● PROVIDED DATA
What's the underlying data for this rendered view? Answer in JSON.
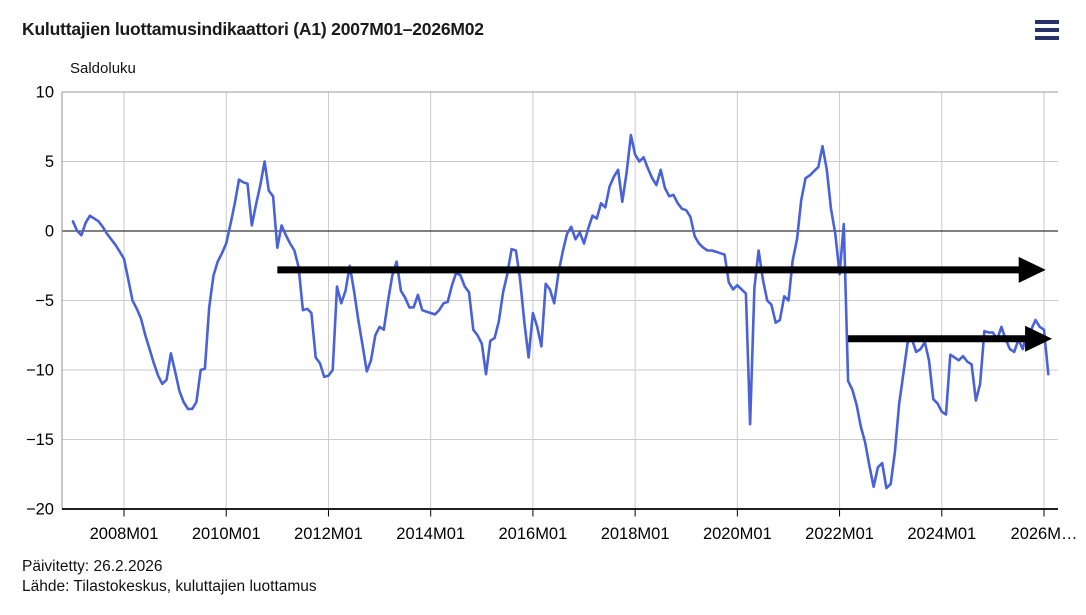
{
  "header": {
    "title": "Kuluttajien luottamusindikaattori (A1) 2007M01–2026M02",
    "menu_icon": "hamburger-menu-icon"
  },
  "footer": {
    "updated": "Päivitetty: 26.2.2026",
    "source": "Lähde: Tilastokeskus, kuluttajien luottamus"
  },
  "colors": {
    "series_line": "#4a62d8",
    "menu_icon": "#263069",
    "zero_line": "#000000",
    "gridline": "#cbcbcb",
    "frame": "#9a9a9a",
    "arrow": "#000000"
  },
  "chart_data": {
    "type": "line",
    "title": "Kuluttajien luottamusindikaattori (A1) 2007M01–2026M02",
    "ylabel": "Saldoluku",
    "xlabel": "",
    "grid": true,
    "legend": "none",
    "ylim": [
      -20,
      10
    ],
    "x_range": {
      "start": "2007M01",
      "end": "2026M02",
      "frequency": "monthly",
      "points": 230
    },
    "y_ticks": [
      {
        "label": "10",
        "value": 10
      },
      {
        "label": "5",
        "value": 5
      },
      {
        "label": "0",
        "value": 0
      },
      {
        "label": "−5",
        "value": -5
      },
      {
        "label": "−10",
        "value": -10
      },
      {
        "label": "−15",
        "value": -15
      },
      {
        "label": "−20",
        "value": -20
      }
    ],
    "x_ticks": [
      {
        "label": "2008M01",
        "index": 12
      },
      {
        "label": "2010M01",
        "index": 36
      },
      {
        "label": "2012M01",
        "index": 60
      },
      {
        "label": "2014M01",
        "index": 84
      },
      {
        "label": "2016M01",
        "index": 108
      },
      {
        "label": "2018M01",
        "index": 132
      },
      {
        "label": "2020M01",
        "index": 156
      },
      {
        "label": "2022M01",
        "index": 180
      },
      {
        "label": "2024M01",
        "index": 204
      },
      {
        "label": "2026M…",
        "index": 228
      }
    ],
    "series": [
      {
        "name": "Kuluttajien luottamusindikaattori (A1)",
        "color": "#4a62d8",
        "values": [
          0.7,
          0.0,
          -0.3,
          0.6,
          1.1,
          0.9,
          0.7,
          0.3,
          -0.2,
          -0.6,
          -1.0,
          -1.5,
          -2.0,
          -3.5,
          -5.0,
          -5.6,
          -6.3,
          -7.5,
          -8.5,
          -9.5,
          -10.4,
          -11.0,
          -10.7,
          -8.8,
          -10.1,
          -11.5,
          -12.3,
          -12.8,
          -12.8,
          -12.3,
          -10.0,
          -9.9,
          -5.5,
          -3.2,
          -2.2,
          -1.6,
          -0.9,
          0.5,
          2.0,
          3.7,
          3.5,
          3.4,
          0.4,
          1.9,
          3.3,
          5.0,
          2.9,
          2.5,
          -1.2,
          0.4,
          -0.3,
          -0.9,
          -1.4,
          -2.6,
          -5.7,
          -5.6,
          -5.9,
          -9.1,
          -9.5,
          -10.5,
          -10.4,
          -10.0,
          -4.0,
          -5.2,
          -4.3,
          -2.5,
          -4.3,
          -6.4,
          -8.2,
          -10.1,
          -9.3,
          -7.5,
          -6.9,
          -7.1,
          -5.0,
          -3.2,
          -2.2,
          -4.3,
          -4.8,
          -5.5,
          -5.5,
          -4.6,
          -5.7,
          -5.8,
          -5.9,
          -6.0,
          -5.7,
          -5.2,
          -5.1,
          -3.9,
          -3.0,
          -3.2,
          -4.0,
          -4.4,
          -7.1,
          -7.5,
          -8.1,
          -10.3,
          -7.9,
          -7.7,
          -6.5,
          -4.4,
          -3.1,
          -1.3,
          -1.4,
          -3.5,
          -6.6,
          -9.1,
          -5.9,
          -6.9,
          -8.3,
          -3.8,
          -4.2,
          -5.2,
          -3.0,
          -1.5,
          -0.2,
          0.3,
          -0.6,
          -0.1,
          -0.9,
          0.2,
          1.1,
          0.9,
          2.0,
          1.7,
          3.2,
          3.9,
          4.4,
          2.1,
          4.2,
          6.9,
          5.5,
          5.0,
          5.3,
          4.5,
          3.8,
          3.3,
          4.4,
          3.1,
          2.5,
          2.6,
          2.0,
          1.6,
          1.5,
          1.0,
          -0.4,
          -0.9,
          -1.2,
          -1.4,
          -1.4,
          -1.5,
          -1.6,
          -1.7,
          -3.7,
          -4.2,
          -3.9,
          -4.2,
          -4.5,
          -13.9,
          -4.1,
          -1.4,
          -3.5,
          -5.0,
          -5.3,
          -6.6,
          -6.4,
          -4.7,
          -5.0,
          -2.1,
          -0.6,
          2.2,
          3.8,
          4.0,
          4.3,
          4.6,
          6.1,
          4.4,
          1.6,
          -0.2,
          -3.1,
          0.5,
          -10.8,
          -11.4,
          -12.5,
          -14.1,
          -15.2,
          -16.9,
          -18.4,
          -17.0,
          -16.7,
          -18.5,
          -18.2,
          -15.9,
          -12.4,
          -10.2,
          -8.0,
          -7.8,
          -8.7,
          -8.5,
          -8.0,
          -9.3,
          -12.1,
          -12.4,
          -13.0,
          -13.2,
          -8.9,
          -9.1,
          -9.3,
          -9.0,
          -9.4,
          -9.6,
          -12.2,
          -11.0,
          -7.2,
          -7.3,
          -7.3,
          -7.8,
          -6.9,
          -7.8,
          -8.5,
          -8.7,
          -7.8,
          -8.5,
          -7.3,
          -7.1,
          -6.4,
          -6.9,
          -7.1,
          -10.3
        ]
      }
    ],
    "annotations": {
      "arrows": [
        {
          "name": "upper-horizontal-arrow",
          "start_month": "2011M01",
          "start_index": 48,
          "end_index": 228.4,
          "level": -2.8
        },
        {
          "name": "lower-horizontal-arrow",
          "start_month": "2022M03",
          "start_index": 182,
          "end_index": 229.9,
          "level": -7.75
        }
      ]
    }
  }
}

--

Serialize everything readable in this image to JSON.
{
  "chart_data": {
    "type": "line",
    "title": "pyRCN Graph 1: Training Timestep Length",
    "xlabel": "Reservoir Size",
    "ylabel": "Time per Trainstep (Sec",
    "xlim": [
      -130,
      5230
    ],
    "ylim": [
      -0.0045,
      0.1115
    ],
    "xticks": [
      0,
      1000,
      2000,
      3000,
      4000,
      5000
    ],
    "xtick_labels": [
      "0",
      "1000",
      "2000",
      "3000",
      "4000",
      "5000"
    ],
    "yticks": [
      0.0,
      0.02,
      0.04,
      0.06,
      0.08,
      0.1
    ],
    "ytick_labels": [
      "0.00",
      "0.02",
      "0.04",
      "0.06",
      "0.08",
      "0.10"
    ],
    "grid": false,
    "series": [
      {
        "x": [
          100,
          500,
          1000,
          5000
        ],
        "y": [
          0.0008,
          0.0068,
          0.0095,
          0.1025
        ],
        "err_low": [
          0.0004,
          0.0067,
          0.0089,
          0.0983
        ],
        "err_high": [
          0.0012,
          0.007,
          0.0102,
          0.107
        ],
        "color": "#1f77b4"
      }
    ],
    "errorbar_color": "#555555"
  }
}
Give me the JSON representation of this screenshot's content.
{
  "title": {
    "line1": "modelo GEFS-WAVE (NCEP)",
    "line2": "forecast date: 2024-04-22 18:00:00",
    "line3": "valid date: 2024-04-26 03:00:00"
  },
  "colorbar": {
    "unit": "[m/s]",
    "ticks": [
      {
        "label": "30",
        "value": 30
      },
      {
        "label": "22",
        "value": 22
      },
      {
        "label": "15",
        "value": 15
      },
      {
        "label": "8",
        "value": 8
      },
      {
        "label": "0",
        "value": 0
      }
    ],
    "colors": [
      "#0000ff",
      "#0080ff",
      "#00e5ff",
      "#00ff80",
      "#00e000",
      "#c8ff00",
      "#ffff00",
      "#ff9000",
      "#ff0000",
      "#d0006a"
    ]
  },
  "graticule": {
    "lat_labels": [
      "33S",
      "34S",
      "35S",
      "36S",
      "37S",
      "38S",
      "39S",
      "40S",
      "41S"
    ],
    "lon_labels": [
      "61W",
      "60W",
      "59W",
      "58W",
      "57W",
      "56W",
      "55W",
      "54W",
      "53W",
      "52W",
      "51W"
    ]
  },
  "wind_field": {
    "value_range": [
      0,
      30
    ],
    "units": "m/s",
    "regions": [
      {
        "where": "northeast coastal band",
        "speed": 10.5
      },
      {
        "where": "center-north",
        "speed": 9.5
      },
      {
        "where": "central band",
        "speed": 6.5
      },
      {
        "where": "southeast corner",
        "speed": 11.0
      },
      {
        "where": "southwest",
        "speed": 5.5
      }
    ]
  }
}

* * *

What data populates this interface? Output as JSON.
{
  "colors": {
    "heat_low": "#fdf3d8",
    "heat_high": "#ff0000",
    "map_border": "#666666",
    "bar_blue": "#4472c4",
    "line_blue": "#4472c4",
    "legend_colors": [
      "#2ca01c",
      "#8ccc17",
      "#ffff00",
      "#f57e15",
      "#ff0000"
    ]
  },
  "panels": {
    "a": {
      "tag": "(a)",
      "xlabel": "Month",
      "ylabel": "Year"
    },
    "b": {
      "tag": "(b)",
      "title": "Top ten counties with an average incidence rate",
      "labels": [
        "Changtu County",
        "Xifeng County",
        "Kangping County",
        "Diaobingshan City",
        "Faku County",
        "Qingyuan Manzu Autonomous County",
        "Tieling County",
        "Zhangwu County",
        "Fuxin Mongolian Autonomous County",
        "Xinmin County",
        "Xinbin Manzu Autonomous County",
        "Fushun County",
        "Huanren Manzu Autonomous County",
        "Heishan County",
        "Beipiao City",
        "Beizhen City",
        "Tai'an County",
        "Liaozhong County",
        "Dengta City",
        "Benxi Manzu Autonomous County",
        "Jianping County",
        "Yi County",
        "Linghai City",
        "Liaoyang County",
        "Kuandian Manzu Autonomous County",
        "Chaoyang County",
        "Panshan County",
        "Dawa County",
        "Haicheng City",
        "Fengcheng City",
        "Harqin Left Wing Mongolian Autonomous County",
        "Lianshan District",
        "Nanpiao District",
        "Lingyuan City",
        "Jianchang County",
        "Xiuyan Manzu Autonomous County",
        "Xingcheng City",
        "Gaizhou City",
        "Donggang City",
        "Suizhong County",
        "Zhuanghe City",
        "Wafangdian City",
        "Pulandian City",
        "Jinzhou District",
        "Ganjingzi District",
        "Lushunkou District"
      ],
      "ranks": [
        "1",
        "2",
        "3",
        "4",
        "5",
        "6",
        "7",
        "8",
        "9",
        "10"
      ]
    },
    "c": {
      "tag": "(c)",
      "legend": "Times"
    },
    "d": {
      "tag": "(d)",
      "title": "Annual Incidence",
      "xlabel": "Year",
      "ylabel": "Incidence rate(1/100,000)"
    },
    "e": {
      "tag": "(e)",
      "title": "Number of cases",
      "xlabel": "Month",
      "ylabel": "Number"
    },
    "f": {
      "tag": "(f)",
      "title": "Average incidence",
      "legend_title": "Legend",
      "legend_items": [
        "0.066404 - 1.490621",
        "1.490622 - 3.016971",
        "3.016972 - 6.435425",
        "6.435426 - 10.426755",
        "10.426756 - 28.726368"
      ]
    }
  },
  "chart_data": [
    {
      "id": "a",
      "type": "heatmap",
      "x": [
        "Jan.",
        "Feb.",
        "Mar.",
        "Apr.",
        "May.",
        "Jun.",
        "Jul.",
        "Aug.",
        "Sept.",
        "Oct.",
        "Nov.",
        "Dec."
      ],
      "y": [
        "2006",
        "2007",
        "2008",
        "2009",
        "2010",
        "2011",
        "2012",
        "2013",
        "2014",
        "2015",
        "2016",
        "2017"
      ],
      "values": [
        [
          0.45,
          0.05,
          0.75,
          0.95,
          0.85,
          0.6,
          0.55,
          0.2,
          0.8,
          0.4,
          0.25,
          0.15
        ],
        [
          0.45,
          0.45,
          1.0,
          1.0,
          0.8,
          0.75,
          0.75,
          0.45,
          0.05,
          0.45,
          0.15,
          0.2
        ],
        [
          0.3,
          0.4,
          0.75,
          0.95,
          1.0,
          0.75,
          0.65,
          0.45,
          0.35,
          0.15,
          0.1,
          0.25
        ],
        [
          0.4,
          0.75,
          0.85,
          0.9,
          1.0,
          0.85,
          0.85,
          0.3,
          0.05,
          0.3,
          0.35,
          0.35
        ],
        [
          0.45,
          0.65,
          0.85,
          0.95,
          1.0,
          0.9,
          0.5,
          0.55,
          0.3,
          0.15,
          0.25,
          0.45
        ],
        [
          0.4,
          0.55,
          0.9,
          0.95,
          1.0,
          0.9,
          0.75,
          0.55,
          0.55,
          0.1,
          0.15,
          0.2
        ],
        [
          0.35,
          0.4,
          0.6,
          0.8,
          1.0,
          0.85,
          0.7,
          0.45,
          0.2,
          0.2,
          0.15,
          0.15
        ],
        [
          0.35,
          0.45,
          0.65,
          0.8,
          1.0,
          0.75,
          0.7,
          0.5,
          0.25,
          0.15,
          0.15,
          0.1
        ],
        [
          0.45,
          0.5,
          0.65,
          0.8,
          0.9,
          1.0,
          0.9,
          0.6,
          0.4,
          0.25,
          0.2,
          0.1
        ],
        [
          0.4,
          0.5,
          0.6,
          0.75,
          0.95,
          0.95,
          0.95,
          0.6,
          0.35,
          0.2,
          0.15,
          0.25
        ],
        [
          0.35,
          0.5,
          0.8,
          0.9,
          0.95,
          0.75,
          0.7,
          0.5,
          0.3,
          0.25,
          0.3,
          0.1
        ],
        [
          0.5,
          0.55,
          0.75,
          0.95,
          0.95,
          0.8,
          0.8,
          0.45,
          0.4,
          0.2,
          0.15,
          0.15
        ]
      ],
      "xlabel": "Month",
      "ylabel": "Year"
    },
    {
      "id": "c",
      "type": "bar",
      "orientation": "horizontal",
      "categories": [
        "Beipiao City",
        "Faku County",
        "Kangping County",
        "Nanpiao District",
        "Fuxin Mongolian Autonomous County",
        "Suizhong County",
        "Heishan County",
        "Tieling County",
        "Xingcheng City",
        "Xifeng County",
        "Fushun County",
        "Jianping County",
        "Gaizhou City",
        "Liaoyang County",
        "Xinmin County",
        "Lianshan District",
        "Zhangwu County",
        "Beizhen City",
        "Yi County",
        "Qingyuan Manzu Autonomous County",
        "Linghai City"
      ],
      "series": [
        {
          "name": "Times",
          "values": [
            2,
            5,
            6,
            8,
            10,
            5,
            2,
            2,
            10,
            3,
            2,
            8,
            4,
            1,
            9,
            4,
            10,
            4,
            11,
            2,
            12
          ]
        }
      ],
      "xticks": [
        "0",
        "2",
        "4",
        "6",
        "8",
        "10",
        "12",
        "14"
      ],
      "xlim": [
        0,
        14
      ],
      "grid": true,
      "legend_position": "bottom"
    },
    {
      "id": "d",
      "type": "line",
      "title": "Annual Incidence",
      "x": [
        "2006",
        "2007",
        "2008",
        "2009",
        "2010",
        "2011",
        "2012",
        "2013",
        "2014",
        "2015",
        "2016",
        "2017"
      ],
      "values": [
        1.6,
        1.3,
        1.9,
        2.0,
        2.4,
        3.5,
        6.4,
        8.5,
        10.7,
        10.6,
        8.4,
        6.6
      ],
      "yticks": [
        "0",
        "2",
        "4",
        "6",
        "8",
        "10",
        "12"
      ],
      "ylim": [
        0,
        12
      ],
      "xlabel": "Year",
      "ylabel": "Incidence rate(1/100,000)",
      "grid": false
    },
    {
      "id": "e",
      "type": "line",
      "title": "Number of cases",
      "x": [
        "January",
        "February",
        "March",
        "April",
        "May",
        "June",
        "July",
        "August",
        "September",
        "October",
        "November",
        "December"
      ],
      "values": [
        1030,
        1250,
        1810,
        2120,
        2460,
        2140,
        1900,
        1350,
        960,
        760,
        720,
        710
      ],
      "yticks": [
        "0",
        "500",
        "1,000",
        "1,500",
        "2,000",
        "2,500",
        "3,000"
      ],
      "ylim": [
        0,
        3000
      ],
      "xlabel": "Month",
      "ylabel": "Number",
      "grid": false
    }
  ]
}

● CHALLENGE
Give the number of lines above that hold the word "this", and nothing more.

● RESULT OF THE TASK
4